→ **Set exercise**:
Lines that contain the string "POOL" are to be copied; leave out all others.

→ **Data section**:
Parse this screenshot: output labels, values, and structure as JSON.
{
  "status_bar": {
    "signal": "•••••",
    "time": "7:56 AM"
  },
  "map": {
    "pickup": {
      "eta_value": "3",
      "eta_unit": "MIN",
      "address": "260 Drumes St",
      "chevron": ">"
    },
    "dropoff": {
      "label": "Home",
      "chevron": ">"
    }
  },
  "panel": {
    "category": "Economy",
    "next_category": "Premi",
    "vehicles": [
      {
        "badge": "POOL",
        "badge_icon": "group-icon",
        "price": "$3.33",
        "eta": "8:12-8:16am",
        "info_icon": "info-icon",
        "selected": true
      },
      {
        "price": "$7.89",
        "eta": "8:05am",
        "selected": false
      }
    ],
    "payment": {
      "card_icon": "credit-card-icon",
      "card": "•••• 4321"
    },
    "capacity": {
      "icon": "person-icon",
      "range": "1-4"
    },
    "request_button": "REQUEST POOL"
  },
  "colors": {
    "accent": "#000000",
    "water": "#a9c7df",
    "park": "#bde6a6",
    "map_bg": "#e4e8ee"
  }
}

→ **Output**:
        "badge": "POOL",
    "request_button": "REQUEST POOL"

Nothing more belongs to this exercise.